- _Task to carry out_: Quote every entry word for word.

- _Supplied entries_:
====

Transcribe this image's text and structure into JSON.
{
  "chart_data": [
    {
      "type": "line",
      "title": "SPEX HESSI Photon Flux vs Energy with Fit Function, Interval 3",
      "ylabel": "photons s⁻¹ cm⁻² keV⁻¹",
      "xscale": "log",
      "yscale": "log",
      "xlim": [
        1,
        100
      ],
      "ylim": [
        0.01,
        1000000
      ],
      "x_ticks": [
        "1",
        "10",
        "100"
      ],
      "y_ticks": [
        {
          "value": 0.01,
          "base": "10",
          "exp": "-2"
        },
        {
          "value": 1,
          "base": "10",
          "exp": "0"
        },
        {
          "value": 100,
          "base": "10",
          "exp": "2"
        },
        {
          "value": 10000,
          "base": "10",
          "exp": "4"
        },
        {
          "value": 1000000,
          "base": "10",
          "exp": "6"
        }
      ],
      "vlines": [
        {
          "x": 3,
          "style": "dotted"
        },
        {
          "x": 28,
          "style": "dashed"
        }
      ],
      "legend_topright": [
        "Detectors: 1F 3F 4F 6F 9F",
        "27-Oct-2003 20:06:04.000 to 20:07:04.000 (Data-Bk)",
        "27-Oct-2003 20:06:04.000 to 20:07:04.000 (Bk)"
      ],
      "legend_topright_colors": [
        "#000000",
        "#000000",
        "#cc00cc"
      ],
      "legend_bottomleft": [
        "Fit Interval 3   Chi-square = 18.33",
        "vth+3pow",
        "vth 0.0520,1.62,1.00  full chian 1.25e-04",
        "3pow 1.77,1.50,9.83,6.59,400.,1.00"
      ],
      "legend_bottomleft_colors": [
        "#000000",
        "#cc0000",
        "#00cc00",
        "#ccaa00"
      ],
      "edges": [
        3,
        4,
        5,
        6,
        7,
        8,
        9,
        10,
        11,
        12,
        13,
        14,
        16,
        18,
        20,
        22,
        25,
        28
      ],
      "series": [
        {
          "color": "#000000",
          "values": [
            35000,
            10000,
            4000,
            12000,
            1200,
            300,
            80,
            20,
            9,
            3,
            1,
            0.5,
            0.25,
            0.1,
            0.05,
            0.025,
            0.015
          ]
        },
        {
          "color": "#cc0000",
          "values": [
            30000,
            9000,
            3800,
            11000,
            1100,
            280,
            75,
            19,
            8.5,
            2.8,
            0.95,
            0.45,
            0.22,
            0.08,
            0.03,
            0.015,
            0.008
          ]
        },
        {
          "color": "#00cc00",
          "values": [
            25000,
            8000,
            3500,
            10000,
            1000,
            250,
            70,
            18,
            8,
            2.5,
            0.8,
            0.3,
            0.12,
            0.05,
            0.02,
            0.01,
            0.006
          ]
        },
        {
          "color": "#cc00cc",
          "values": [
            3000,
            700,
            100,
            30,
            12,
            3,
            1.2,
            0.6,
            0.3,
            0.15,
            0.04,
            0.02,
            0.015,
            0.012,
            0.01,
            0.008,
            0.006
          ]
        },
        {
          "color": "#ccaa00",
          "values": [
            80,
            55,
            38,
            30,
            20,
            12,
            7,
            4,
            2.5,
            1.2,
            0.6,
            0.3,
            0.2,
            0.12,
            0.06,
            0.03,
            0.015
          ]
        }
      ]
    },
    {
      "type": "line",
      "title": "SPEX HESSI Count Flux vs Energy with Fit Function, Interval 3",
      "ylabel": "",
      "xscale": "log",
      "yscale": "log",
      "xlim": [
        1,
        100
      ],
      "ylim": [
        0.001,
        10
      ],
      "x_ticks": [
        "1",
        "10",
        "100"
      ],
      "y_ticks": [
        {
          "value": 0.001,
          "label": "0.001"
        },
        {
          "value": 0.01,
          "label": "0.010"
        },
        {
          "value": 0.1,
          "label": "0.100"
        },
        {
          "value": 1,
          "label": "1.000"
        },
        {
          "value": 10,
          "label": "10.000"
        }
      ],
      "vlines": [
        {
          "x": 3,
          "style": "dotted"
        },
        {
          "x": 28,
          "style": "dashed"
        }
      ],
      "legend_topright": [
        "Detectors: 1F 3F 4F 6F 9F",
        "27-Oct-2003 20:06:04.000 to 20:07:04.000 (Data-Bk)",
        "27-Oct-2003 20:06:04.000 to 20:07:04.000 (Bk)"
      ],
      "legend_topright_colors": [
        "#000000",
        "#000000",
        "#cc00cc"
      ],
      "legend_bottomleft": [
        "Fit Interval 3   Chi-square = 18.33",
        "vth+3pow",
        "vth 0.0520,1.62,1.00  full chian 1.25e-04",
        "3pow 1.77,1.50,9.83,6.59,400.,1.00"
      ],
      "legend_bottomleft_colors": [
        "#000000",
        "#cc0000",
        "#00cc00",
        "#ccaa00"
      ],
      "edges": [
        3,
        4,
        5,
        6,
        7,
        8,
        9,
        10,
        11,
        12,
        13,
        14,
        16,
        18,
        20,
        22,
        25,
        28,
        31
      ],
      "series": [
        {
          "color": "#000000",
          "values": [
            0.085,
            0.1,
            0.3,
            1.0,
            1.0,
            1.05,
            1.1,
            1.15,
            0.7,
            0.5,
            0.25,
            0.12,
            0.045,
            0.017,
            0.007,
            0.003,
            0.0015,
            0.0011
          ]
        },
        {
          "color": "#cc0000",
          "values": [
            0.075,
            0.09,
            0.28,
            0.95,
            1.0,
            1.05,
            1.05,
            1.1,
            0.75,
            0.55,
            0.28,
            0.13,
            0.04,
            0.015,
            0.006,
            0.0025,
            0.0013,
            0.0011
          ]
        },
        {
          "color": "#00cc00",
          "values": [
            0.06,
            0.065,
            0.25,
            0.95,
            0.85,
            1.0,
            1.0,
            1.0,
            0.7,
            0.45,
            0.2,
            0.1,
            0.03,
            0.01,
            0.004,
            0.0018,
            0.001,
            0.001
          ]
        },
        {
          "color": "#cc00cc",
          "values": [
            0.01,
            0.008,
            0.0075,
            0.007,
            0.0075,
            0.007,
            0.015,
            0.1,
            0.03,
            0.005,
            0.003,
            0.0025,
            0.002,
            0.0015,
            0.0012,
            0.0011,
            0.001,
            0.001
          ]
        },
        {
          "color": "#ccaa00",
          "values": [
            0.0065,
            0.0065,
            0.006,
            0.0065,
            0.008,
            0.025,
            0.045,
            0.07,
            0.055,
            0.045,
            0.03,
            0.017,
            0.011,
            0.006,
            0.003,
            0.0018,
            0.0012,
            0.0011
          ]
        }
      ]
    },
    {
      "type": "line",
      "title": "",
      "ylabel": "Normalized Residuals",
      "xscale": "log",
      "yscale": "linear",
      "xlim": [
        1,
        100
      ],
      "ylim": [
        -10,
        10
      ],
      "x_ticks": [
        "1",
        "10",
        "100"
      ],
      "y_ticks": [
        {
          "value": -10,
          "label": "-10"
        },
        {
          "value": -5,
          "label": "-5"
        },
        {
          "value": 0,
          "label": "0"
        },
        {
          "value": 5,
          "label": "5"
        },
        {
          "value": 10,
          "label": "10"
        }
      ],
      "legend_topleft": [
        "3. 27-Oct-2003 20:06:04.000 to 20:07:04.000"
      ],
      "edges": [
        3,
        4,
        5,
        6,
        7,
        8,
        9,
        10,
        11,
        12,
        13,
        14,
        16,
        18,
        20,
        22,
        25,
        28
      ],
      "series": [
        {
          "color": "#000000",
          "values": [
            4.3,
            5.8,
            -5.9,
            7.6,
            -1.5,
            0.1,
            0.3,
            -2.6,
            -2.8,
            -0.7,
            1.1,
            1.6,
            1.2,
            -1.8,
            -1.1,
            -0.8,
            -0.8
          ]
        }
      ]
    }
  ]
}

====

- _Answer to this exercise_:
Transcribe this image's text and structure into JSON.
{
  "chart_data": [
    {
      "type": "line",
      "title": "SPEX HESSI Photon Flux vs Energy with Fit Function, Interval 3",
      "ylabel": "photons s⁻¹ cm⁻² keV⁻¹",
      "xscale": "log",
      "yscale": "log",
      "xlim": [
        1,
        100
      ],
      "ylim": [
        0.01,
        1000000
      ],
      "x_ticks": [
        "1",
        "10",
        "100"
      ],
      "y_ticks": [
        {
          "value": 0.01,
          "base": "10",
          "exp": "-2"
        },
        {
          "value": 1,
          "base": "10",
          "exp": "0"
        },
        {
          "value": 100,
          "base": "10",
          "exp": "2"
        },
        {
          "value": 10000,
          "base": "10",
          "exp": "4"
        },
        {
          "value": 1000000,
          "base": "10",
          "exp": "6"
        }
      ],
      "vlines": [
        {
          "x": 3,
          "style": "dotted"
        },
        {
          "x": 28,
          "style": "dashed"
        }
      ],
      "legend_topright": [
        "Detectors: 1F 3F 4F 6F 9F",
        "27-Oct-2003 20:06:04.000 to 20:07:04.000 (Data-Bk)",
        "27-Oct-2003 20:06:04.000 to 20:07:04.000 (Bk)"
      ],
      "legend_topright_colors": [
        "#000000",
        "#000000",
        "#cc00cc"
      ],
      "legend_bottomleft": [
        "Fit Interval 3   Chi-square = 18.33",
        "vth+3pow",
        "vth 0.0520,1.62,1.00  full chian 1.25e-04",
        "3pow 1.77,1.50,9.83,6.59,400.,1.00"
      ],
      "legend_bottomleft_colors": [
        "#000000",
        "#cc0000",
        "#00cc00",
        "#ccaa00"
      ],
      "edges": [
        3,
        4,
        5,
        6,
        7,
        8,
        9,
        10,
        11,
        12,
        13,
        14,
        16,
        18,
        20,
        22,
        25,
        28
      ],
      "series": [
        {
          "color": "#000000",
          "values": [
            35000,
            10000,
            4000,
            12000,
            1200,
            300,
            80,
            20,
            9,
            3,
            1,
            0.5,
            0.25,
            0.1,
            0.05,
            0.025,
            0.015
          ]
        },
        {
          "color": "#cc0000",
          "values": [
            30000,
            9000,
            3800,
            11000,
            1100,
            280,
            75,
            19,
            8.5,
            2.8,
            0.95,
            0.45,
            0.22,
            0.08,
            0.03,
            0.015,
            0.008
          ]
        },
        {
          "color": "#00cc00",
          "values": [
            25000,
            8000,
            3500,
            10000,
            1000,
            250,
            70,
            18,
            8,
            2.5,
            0.8,
            0.3,
            0.12,
            0.05,
            0.02,
            0.01,
            0.006
          ]
        },
        {
          "color": "#cc00cc",
          "values": [
            3000,
            700,
            100,
            30,
            12,
            3,
            1.2,
            0.6,
            0.3,
            0.15,
            0.04,
            0.02,
            0.015,
            0.012,
            0.01,
            0.008,
            0.006
          ]
        },
        {
          "color": "#ccaa00",
          "values": [
            80,
            55,
            38,
            30,
            20,
            12,
            7,
            4,
            2.5,
            1.2,
            0.6,
            0.3,
            0.2,
            0.12,
            0.06,
            0.03,
            0.015
          ]
        }
      ]
    },
    {
      "type": "line",
      "title": "SPEX HESSI Count Flux vs Energy with Fit Function, Interval 3",
      "ylabel": "",
      "xscale": "log",
      "yscale": "log",
      "xlim": [
        1,
        100
      ],
      "ylim": [
        0.001,
        10
      ],
      "x_ticks": [
        "1",
        "10",
        "100"
      ],
      "y_ticks": [
        {
          "value": 0.001,
          "label": "0.001"
        },
        {
          "value": 0.01,
          "label": "0.010"
        },
        {
          "value": 0.1,
          "label": "0.100"
        },
        {
          "value": 1,
          "label": "1.000"
        },
        {
          "value": 10,
          "label": "10.000"
        }
      ],
      "vlines": [
        {
          "x": 3,
          "style": "dotted"
        },
        {
          "x": 28,
          "style": "dashed"
        }
      ],
      "legend_topright": [
        "Detectors: 1F 3F 4F 6F 9F",
        "27-Oct-2003 20:06:04.000 to 20:07:04.000 (Data-Bk)",
        "27-Oct-2003 20:06:04.000 to 20:07:04.000 (Bk)"
      ],
      "legend_topright_colors": [
        "#000000",
        "#000000",
        "#cc00cc"
      ],
      "legend_bottomleft": [
        "Fit Interval 3   Chi-square = 18.33",
        "vth+3pow",
        "vth 0.0520,1.62,1.00  full chian 1.25e-04",
        "3pow 1.77,1.50,9.83,6.59,400.,1.00"
      ],
      "legend_bottomleft_colors": [
        "#000000",
        "#cc0000",
        "#00cc00",
        "#ccaa00"
      ],
      "edges": [
        3,
        4,
        5,
        6,
        7,
        8,
        9,
        10,
        11,
        12,
        13,
        14,
        16,
        18,
        20,
        22,
        25,
        28,
        31
      ],
      "series": [
        {
          "color": "#000000",
          "values": [
            0.085,
            0.1,
            0.3,
            1.0,
            1.0,
            1.05,
            1.1,
            1.15,
            0.7,
            0.5,
            0.25,
            0.12,
            0.045,
            0.017,
            0.007,
            0.003,
            0.0015,
            0.0011
          ]
        },
        {
          "color": "#cc0000",
          "values": [
            0.075,
            0.09,
            0.28,
            0.95,
            1.0,
            1.05,
            1.05,
            1.1,
            0.75,
            0.55,
            0.28,
            0.13,
            0.04,
            0.015,
            0.006,
            0.0025,
            0.0013,
            0.0011
          ]
        },
        {
          "color": "#00cc00",
          "values": [
            0.06,
            0.065,
            0.25,
            0.95,
            0.85,
            1.0,
            1.0,
            1.0,
            0.7,
            0.45,
            0.2,
            0.1,
            0.03,
            0.01,
            0.004,
            0.0018,
            0.001,
            0.001
          ]
        },
        {
          "color": "#cc00cc",
          "values": [
            0.01,
            0.008,
            0.0075,
            0.007,
            0.0075,
            0.007,
            0.015,
            0.1,
            0.03,
            0.005,
            0.003,
            0.0025,
            0.002,
            0.0015,
            0.0012,
            0.0011,
            0.001,
            0.001
          ]
        },
        {
          "color": "#ccaa00",
          "values": [
            0.0065,
            0.0065,
            0.006,
            0.0065,
            0.008,
            0.025,
            0.045,
            0.07,
            0.055,
            0.045,
            0.03,
            0.017,
            0.011,
            0.006,
            0.003,
            0.0018,
            0.0012,
            0.0011
          ]
        }
      ]
    },
    {
      "type": "line",
      "title": "",
      "ylabel": "Normalized Residuals",
      "xscale": "log",
      "yscale": "linear",
      "xlim": [
        1,
        100
      ],
      "ylim": [
        -10,
        10
      ],
      "x_ticks": [
        "1",
        "10",
        "100"
      ],
      "y_ticks": [
        {
          "value": -10,
          "label": "-10"
        },
        {
          "value": -5,
          "label": "-5"
        },
        {
          "value": 0,
          "label": "0"
        },
        {
          "value": 5,
          "label": "5"
        },
        {
          "value": 10,
          "label": "10"
        }
      ],
      "legend_topleft": [
        "3. 27-Oct-2003 20:06:04.000 to 20:07:04.000"
      ],
      "edges": [
        3,
        4,
        5,
        6,
        7,
        8,
        9,
        10,
        11,
        12,
        13,
        14,
        16,
        18,
        20,
        22,
        25,
        28
      ],
      "series": [
        {
          "color": "#000000",
          "values": [
            4.3,
            5.8,
            -5.9,
            7.6,
            -1.5,
            0.1,
            0.3,
            -2.6,
            -2.8,
            -0.7,
            1.1,
            1.6,
            1.2,
            -1.8,
            -1.1,
            -0.8,
            -0.8
          ]
        }
      ]
    }
  ]
}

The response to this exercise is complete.